(A run of records)
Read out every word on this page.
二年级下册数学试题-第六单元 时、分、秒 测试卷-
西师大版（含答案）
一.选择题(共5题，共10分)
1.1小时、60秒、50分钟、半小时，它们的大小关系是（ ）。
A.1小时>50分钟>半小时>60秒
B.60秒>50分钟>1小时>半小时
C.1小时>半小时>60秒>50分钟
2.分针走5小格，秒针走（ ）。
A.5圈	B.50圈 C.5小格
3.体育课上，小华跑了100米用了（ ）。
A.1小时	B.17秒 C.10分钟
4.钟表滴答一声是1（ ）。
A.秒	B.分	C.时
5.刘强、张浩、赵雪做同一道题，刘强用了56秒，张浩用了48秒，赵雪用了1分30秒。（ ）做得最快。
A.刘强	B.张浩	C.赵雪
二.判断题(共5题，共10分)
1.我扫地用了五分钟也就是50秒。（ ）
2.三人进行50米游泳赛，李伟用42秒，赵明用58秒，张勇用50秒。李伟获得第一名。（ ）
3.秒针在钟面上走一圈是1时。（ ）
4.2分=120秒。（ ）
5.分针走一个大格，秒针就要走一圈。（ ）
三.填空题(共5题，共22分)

...

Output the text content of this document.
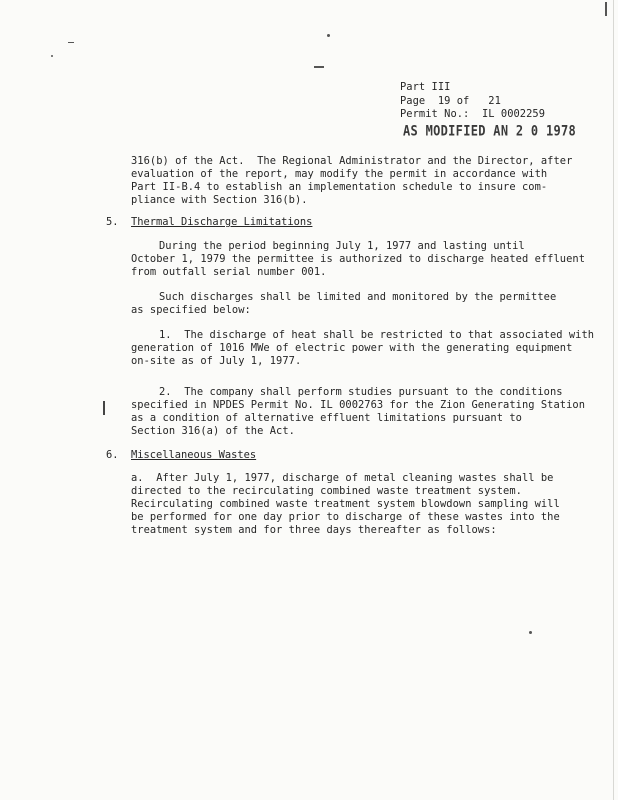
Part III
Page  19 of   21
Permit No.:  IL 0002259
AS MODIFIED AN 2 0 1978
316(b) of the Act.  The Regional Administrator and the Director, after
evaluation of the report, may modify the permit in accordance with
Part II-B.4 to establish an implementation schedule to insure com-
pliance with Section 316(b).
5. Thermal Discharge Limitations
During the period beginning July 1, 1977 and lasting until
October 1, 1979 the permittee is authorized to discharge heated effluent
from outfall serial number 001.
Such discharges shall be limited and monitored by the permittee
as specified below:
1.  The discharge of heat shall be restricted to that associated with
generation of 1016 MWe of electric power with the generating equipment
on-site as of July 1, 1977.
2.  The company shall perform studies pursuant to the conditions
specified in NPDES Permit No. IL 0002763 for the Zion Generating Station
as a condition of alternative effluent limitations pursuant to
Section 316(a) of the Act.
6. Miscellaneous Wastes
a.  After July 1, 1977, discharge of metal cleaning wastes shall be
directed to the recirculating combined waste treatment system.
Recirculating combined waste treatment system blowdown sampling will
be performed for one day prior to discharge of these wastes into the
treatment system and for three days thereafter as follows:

--

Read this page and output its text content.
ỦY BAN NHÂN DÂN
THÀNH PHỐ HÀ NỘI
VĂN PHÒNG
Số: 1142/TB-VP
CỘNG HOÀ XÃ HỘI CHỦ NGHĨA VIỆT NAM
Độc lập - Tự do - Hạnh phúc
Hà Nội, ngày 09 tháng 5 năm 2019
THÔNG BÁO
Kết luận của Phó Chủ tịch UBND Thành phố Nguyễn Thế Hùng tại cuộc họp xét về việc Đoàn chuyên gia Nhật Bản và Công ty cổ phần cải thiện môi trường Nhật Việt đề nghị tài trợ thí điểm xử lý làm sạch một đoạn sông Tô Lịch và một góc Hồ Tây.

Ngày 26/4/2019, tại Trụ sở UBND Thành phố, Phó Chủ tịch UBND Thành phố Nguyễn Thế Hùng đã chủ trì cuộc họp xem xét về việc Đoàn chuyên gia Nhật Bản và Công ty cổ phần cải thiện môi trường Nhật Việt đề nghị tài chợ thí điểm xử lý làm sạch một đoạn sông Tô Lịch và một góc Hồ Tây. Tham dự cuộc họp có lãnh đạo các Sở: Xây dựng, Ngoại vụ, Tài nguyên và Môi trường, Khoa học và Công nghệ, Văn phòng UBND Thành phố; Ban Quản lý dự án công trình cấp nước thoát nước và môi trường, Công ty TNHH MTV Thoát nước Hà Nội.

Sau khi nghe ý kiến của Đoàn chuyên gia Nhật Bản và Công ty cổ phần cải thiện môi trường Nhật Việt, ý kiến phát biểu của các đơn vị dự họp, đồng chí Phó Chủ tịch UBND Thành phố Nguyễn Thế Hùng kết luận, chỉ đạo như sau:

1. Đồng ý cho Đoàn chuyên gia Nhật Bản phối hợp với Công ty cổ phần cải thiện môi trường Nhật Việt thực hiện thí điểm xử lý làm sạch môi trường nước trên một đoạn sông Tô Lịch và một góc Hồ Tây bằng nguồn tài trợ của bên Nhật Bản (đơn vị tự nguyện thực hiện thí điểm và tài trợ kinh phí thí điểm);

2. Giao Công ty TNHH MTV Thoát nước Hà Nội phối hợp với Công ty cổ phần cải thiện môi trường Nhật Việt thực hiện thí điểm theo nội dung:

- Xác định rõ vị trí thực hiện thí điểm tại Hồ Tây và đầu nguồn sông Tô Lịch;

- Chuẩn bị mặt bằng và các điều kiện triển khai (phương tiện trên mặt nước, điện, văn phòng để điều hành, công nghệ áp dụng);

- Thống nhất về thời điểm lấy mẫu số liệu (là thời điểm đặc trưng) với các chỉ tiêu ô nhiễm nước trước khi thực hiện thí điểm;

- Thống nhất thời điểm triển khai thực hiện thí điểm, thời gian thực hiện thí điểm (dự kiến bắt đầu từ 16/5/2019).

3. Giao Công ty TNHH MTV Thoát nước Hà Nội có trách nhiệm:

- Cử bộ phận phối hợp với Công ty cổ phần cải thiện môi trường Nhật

Set exercise
Copy each line of the records above that carries the word "July".

Exercise answer
During the period beginning July 1, 1977 and lasting until
on-site as of July 1, 1977.
a.  After July 1, 1977, discharge of metal cleaning wastes shall be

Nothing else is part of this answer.